— START Exercise material —
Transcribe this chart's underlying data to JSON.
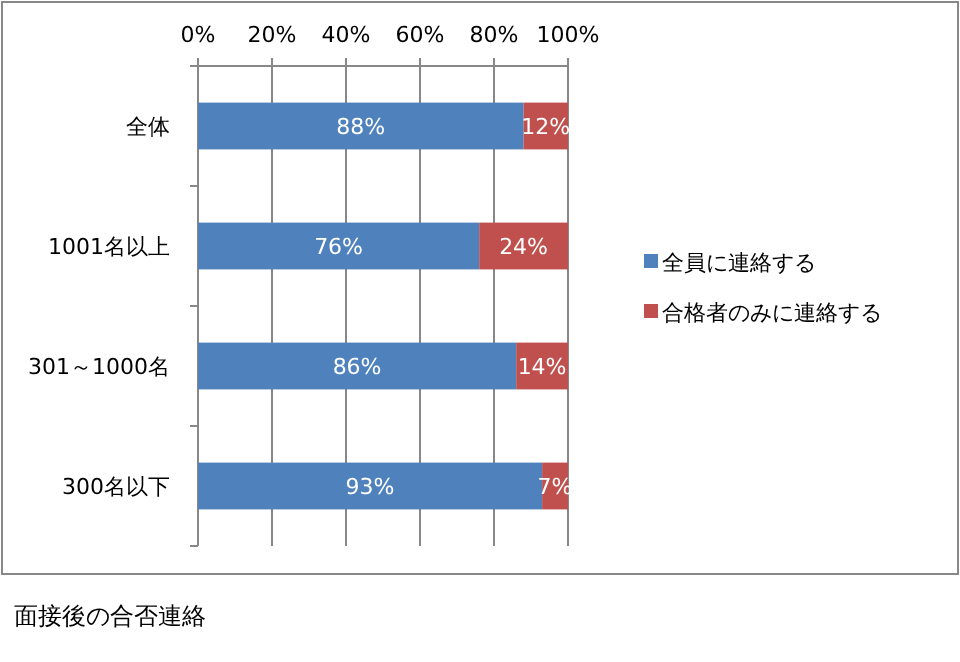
{
  "chart_data": {
    "type": "bar",
    "orientation": "horizontal",
    "stacked": true,
    "categories": [
      "全体",
      "1001名以上",
      "301～1000名",
      "300名以下"
    ],
    "series": [
      {
        "name": "全員に連絡する",
        "color": "#4f81bd",
        "values": [
          88,
          76,
          86,
          93
        ],
        "value_labels": [
          "88%",
          "76%",
          "86%",
          "93%"
        ]
      },
      {
        "name": "合格者のみに連絡する",
        "color": "#c0504d",
        "values": [
          12,
          24,
          14,
          7
        ],
        "value_labels": [
          "12%",
          "24%",
          "14%",
          "7%"
        ]
      }
    ],
    "xlim": [
      0,
      100
    ],
    "xticks": [
      {
        "value": 0,
        "label": "0%"
      },
      {
        "value": 20,
        "label": "20%"
      },
      {
        "value": 40,
        "label": "40%"
      },
      {
        "value": 60,
        "label": "60%"
      },
      {
        "value": 80,
        "label": "80%"
      },
      {
        "value": 100,
        "label": "100%"
      }
    ],
    "grid": "x",
    "legend": "right",
    "annotations": [
      "面接後の合否連絡"
    ]
  }
}
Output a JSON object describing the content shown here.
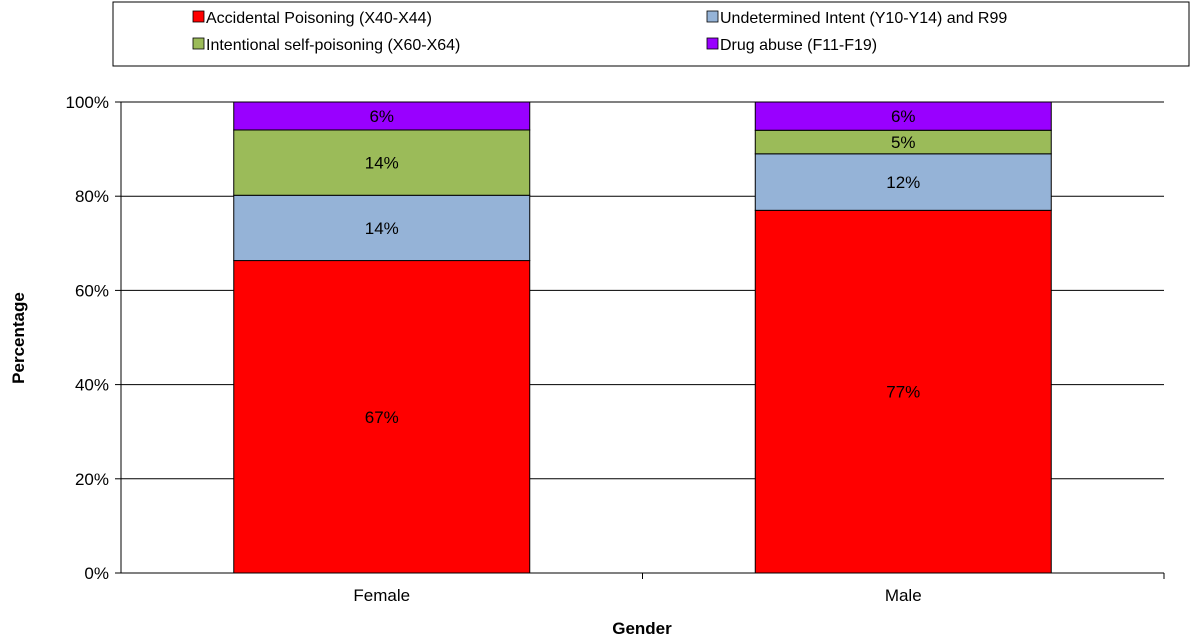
— END Exercise material —
_Goal_
Tell how many lines of the data above hold the string "JSON". Give only the number.

_Finished task_
2